- STATED EXERCISE: In the listing below, locate the lines bearing the word "выделение". Copy every one of them.

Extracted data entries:
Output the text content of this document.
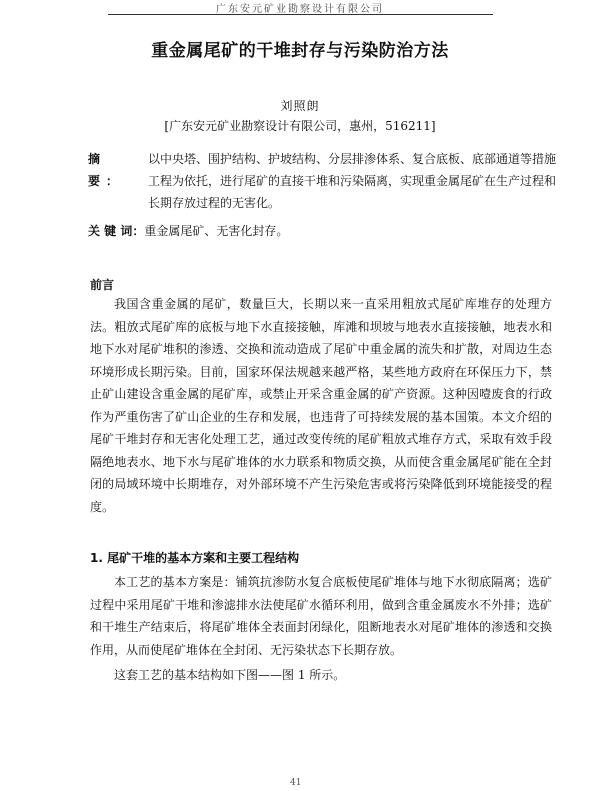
广东安元矿业勘察设计有限公司
重金属尾矿的干堆封存与污染防治方法
刘照朗
[广东安元矿业勘察设计有限公司，惠州，516211]
摘 要：
以中央塔、围护结构、护坡结构、分层排渗体系、复合底板、底部通道等措施工程为依托，进行尾矿的直接干堆和污染隔离，实现重金属尾矿在生产过程和长期存放过程的无害化。
关 键 词：重金属尾矿、无害化封存。
前言
我国含重金属的尾矿，数量巨大，长期以来一直采用粗放式尾矿库堆存的处理方法。粗放式尾矿库的底板与地下水直接接触，库滩和坝坡与地表水直接接触，地表水和地下水对尾矿堆积的渗透、交换和流动造成了尾矿中重金属的流失和扩散，对周边生态环境形成长期污染。目前，国家环保法规越来越严格，某些地方政府在环保压力下，禁止矿山建设含重金属的尾矿库，或禁止开采含重金属的矿产资源。这种因噎废食的行政作为严重伤害了矿山企业的生存和发展，也违背了可持续发展的基本国策。本文介绍的尾矿干堆封存和无害化处理工艺，通过改变传统的尾矿粗放式堆存方式，采取有效手段隔绝地表水、地下水与尾矿堆体的水力联系和物质交换，从而使含重金属尾矿能在全封闭的局域环境中长期堆存，对外部环境不产生污染危害或将污染降低到环境能接受的程度。
1. 尾矿干堆的基本方案和主要工程结构
本工艺的基本方案是：铺筑抗渗防水复合底板使尾矿堆体与地下水彻底隔离；选矿过程中采用尾矿干堆和渗滤排水法使尾矿水循环利用，做到含重金属废水不外排；选矿和干堆生产结束后，将尾矿堆体全表面封闭绿化，阻断地表水对尾矿堆体的渗透和交换作用，从而使尾矿堆体在全封闭、无污染状态下长期存放。
这套工艺的基本结构如下图——图 1 所示。
41
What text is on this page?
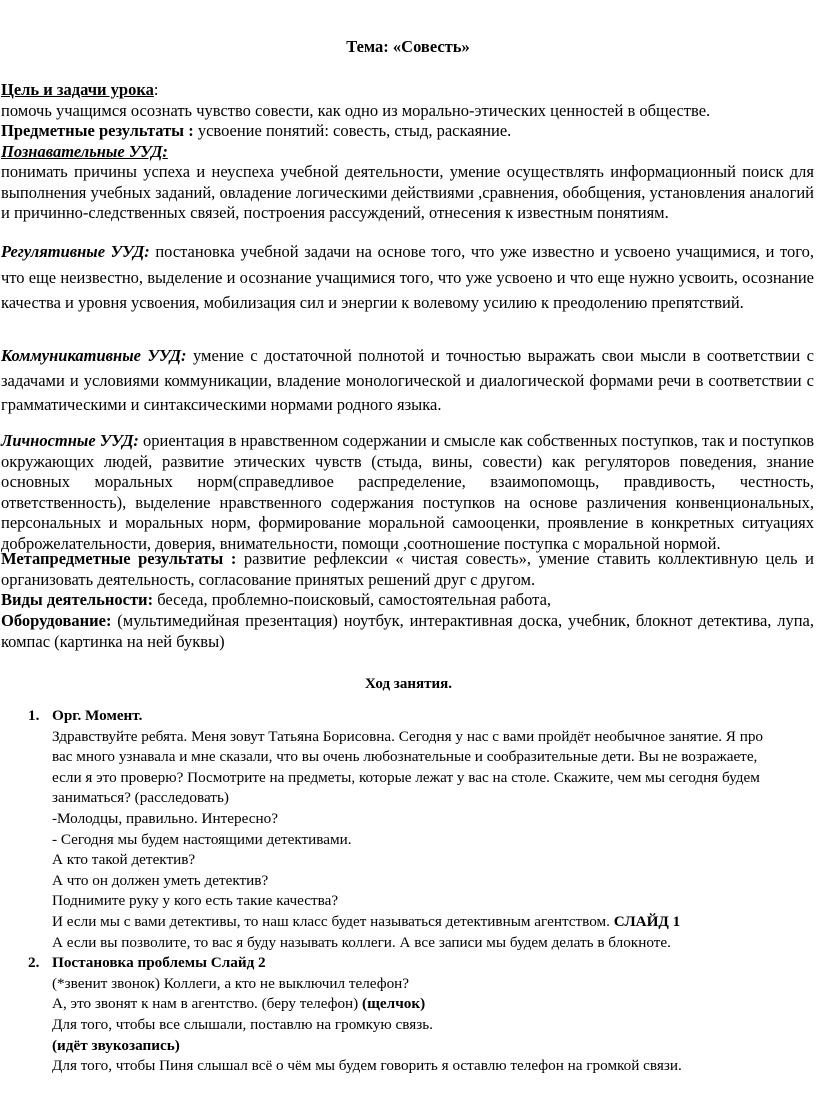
Тема: «Совесть»
Цель и задачи урока:
помочь учащимся осознать чувство совести, как одно из морально-этических ценностей в обществе.
Предметные результаты : усвоение понятий: совесть, стыд, раскаяние.
Познавательные УУД:
понимать причины успеха и неуспеха учебной деятельности, умение осуществлять информационный поиск для выполнения учебных заданий, овладение логическими действиями ,сравнения, обобщения, установления аналогий и причинно-следственных связей, построения рассуждений, отнесения к известным понятиям.
Регулятивные УУД: постановка учебной задачи на основе того, что уже известно и усвоено учащимися, и того, что еще неизвестно, выделение и осознание учащимися того, что уже усвоено и что еще нужно усвоить, осознание качества и уровня усвоения, мобилизация сил и энергии к волевому усилию к преодолению препятствий.
Коммуникативные УУД: умение с достаточной полнотой и точностью выражать свои мысли в соответствии с задачами и условиями коммуникации, владение монологической и диалогической формами речи в соответствии с грамматическими и синтаксическими нормами родного языка.
Личностные УУД: ориентация в нравственном содержании и смысле как собственных поступков, так и поступков окружающих людей, развитие этических чувств (стыда, вины, совести) как регуляторов поведения, знание основных моральных норм(справедливое распределение, взаимопомощь, правдивость, честность, ответственность), выделение нравственного содержания поступков на основе различения конвенциональных, персональных и моральных норм, формирование моральной самооценки, проявление в конкретных ситуациях доброжелательности, доверия, внимательности, помощи ,соотношение поступка с моральной нормой.
Метапредметные результаты : развитие рефлексии « чистая совесть», умение ставить коллективную цель и организовать деятельность, согласование принятых решений друг с другом.
Виды деятельности: беседа, проблемно-поисковый, самостоятельная работа,
Оборудование: (мультимедийная презентация) ноутбук, интерактивная доска, учебник, блокнот детектива, лупа, компас (картинка на ней буквы)
Ход занятия.
1. Орг. Момент.
Здравствуйте ребята. Меня зовут Татьяна Борисовна. Сегодня у нас с вами пройдёт необычное занятие. Я про
вас много узнавала и мне сказали, что вы очень любознательные и сообразительные дети. Вы не возражаете,
если я это проверю? Посмотрите на предметы, которые лежат у вас на столе. Скажите, чем мы сегодня будем
заниматься? (расследовать)
-Молодцы, правильно. Интересно?
- Сегодня мы будем настоящими детективами.
А кто такой детектив?
А что он должен уметь детектив?
Поднимите руку у кого есть такие качества?
И если мы с вами детективы, то наш класс будет называться детективным агентством. СЛАЙД 1
А если вы позволите, то вас я буду называть коллеги. А все записи мы будем делать в блокноте.
2. Постановка проблемы Слайд 2
(*звенит звонок) Коллеги, а кто не выключил телефон?
А, это звонят к нам в агентство. (беру телефон) (щелчок)
Для того, чтобы все слышали, поставлю на громкую связь.
(идёт звукозапись)
Для того, чтобы Пиня слышал всё о чём мы будем говорить я оставлю телефон на громкой связи.
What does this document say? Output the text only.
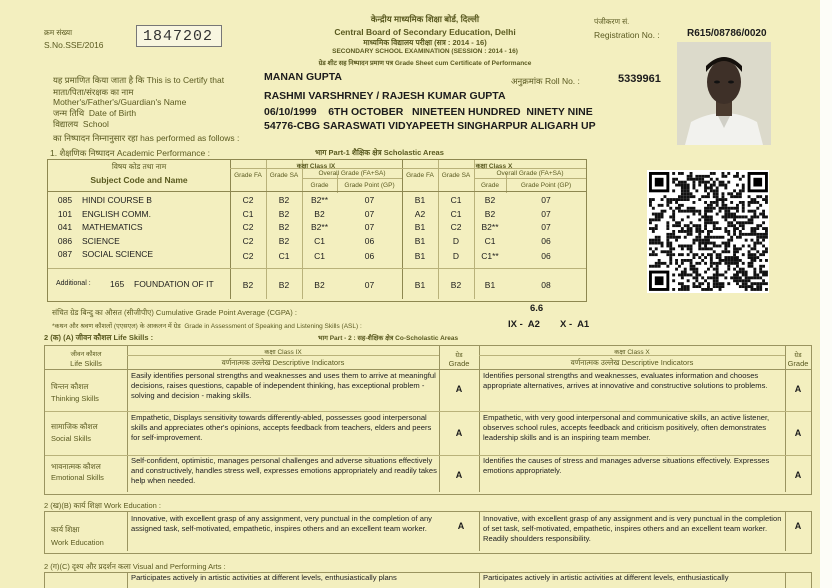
क्रम संख्या
S.No.SSE/2016	1847202
केन्द्रीय माध्यमिक शिक्षा बोर्ड, दिल्ली
Central Board of Secondary Education, Delhi
माध्यमिक विद्यालय परीक्षा (सत्र : 2014 - 16)
SECONDARY SCHOOL EXAMINATION (SESSION : 2014 - 16)
ग्रेड शीट सह निष्पादन प्रमाण पत्र Grade Sheet cum Certificate of Performance
पंजीकरण सं.
Registration No. :	R615/08786/0020
यह प्रमाणित किया जाता है कि This is to Certify that	MANAN GUPTA	अनुक्रमांक Roll No. :	5339961
माता/पिता/संरक्षक का नाम
Mother's/Father's/Guardian's Name	RASHMI VARSHRNEY / RAJESH KUMAR GUPTA
जन्म तिथि Date of Birth	06/10/1999    6TH OCTOBER   NINETEEN HUNDRED  NINETY NINE
विद्यालय School	54776-CBG SARASWATI VIDYAPEETH SINGHARPUR ALIGARH UP
का निष्पादन निम्नानुसार रहा has performed as follows :
1. शैक्षणिक निष्पादन Academic Performance :	भाग Part-1 शैक्षिक क्षेत्र Scholastic Areas
विषय कोड तथा नाम
Subject Code and Name
कक्षा Class IX	कक्षा Class X
Grade FA	Grade SA	Overall Grade (FA+SA)
Grade	Grade Point (GP)
Grade FA	Grade SA	Overall Grade (FA+SA)
Grade	Grade Point (GP)
085	HINDI COURSE B	C2	B2	B2**	07	B1	C1	B2	07
101	ENGLISH COMM.	C1	B2	B2	07	A2	C1	B2	07
041	MATHEMATICS	C2	B2	B2**	07	B1	C2	B2**	07
086	SCIENCE	C2	B2	C1	06	B1	D	C1	06
087	SOCIAL SCIENCE	C2	C1	C1	06	B1	D	C1**	06
Additional : 165 FOUNDATION OF IT	B2	B2	B2	07	B1	B2	B1	08
संचित ग्रेड बिन्दु का औसत (सीजीपीए) Cumulative Grade Point Average (CGPA) :	6.6
*कथन और श्रवण कौशलों (एएसएल) के आकलन में ग्रेड Grade in Assessment of Speaking and Listening Skills (ASL) :	IX -  A2 X -  A1
2 (क) (A) जीवन कौशल Life Skills :	भाग Part - 2 : सह-शैक्षिक क्षेत्र Co-Scholastic Areas
जीवन कौशल
Life Skills
कक्षा Class IX
वर्णनात्मक उल्लेख Descriptive Indicators
ग्रेड
Grade
कक्षा Class X
वर्णनात्मक उल्लेख Descriptive Indicators
ग्रेड
Grade
चिन्तन कौशल
Thinking Skills
Easily identifies personal strengths and weaknesses and uses them to arrive at meaningful decisions, raises questions, capable of independent thinking, has exceptional problem - solving and decision - making skills.
A
Identifies personal strengths and weaknesses, evaluates information and chooses appropriate alternatives, arrives at innovative and constructive solutions to problems.	A
सामाजिक कौशल
Social Skills
Empathetic, Displays sensitivity towards differently-abled, possesses good interpersonal skills and appreciates other's opinions, accepts feedback from teachers, elders and peers for self-improvement.	A
Empathetic, with very good interpersonal and communicative skills, an active listener, observes school rules, accepts feedback and criticism positively, often demonstrates leadership skills and is an inspiring team member.	A
भावनात्मक कौशल
Emotional Skills
Self-confident, optimistic, manages personal challenges and adverse situations effectively and constructively, handles stress well, expresses emotions appropriately and readily takes help when needed.
A
Identifies the causes of stress and manages adverse situations effectively. Expresses emotions appropriately.	A
2 (ख)(B) कार्य शिक्षा Work Education :
कार्य शिक्षा
Work Education
Innovative, with excellent grasp of any assignment, very punctual in the completion of any assigned task, self-motivated, empathetic, inspires others and an excellent team worker.	A
Innovative, with excellent grasp of any assignment and is very punctual in the completion of set task, self-motivated, empathetic, inspires others and an excellent team worker. Readily shoulders responsibility.
A
2 (ग)(C) दृश्य और प्रदर्शन कला Visual and Performing Arts :
Participates actively in artistic activities at different levels, enthusiastically plans	Participates actively in artistic activities at different levels, enthusiastically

- FULL RESPONSE:
Регулятивные УУД: постановка учебной задачи на основе того, что уже известно и усвоено учащимися, и того, что еще неизвестно, выделение и осознание учащимися того, что уже усвоено и что еще нужно усвоить, осознание качества и уровня усвоения, мобилизация сил и энергии к волевому усилию к преодолению препятствий.
Личностные УУД: ориентация в нравственном содержании и смысле как собственных поступков, так и поступков окружающих людей, развитие этических чувств (стыда, вины, совести) как регуляторов поведения, знание основных моральных норм(справедливое распределение, взаимопомощь, правдивость, честность, ответственность), выделение нравственного содержания поступков на основе различения конвенциональных, персональных и моральных норм, формирование моральной самооценки, проявление в конкретных ситуациях доброжелательности, доверия, внимательности, помощи ,соотношение поступка с моральной нормой.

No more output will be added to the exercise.